Stored data entries:

• • • • • • •

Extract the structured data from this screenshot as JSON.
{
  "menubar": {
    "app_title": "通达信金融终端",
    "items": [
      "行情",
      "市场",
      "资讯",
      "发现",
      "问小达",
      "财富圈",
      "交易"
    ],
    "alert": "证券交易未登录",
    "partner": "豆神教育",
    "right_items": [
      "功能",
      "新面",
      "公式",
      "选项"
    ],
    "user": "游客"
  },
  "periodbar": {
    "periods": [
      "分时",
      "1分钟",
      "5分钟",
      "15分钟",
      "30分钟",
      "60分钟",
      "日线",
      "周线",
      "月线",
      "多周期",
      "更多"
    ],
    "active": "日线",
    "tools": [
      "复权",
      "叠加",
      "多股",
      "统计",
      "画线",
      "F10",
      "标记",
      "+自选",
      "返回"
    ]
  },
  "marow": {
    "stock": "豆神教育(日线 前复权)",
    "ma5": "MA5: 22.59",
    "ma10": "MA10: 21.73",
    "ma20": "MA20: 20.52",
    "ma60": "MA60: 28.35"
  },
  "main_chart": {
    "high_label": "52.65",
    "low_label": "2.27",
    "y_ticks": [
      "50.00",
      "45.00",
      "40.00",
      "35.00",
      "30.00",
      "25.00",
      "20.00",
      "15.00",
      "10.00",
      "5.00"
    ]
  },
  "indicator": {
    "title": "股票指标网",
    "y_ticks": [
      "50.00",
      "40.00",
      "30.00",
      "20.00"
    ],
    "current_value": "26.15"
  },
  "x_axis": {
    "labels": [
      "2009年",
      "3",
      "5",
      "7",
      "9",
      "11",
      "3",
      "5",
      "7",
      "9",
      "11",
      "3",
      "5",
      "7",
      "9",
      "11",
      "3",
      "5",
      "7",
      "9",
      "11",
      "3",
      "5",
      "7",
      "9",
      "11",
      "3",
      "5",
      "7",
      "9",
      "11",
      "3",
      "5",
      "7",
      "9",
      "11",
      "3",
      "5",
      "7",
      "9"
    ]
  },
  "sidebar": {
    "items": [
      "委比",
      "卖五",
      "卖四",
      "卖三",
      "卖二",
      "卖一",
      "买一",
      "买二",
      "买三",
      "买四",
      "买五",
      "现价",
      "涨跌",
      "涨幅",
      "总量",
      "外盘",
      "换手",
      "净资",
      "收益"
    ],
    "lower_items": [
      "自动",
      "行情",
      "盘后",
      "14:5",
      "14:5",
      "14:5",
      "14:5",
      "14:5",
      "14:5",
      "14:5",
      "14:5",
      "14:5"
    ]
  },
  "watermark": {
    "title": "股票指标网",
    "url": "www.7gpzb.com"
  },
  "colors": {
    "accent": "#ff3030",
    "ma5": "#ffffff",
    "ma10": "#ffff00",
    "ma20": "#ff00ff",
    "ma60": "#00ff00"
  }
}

• • • • • • •

• **Exercise instructions**:
Print all of the entries exactly as they appear.

• **Task output**:
Extract the structured data from this screenshot as JSON.
{
  "menubar": {
    "app_title": "通达信金融终端",
    "items": [
      "行情",
      "市场",
      "资讯",
      "发现",
      "问小达",
      "财富圈",
      "交易"
    ],
    "alert": "证券交易未登录",
    "partner": "豆神教育",
    "right_items": [
      "功能",
      "新面",
      "公式",
      "选项"
    ],
    "user": "游客"
  },
  "periodbar": {
    "periods": [
      "分时",
      "1分钟",
      "5分钟",
      "15分钟",
      "30分钟",
      "60分钟",
      "日线",
      "周线",
      "月线",
      "多周期",
      "更多"
    ],
    "active": "日线",
    "tools": [
      "复权",
      "叠加",
      "多股",
      "统计",
      "画线",
      "F10",
      "标记",
      "+自选",
      "返回"
    ]
  },
  "marow": {
    "stock": "豆神教育(日线 前复权)",
    "ma5": "MA5: 22.59",
    "ma10": "MA10: 21.73",
    "ma20": "MA20: 20.52",
    "ma60": "MA60: 28.35"
  },
  "main_chart": {
    "high_label": "52.65",
    "low_label": "2.27",
    "y_ticks": [
      "50.00",
      "45.00",
      "40.00",
      "35.00",
      "30.00",
      "25.00",
      "20.00",
      "15.00",
      "10.00",
      "5.00"
    ]
  },
  "indicator": {
    "title": "股票指标网",
    "y_ticks": [
      "50.00",
      "40.00",
      "30.00",
      "20.00"
    ],
    "current_value": "26.15"
  },
  "x_axis": {
    "labels": [
      "2009年",
      "3",
      "5",
      "7",
      "9",
      "11",
      "3",
      "5",
      "7",
      "9",
      "11",
      "3",
      "5",
      "7",
      "9",
      "11",
      "3",
      "5",
      "7",
      "9",
      "11",
      "3",
      "5",
      "7",
      "9",
      "11",
      "3",
      "5",
      "7",
      "9",
      "11",
      "3",
      "5",
      "7",
      "9",
      "11",
      "3",
      "5",
      "7",
      "9"
    ]
  },
  "sidebar": {
    "items": [
      "委比",
      "卖五",
      "卖四",
      "卖三",
      "卖二",
      "卖一",
      "买一",
      "买二",
      "买三",
      "买四",
      "买五",
      "现价",
      "涨跌",
      "涨幅",
      "总量",
      "外盘",
      "换手",
      "净资",
      "收益"
    ],
    "lower_items": [
      "自动",
      "行情",
      "盘后",
      "14:5",
      "14:5",
      "14:5",
      "14:5",
      "14:5",
      "14:5",
      "14:5",
      "14:5",
      "14:5"
    ]
  },
  "watermark": {
    "title": "股票指标网",
    "url": "www.7gpzb.com"
  },
  "colors": {
    "accent": "#ff3030",
    "ma5": "#ffffff",
    "ma10": "#ffff00",
    "ma20": "#ff00ff",
    "ma60": "#00ff00"
  }
}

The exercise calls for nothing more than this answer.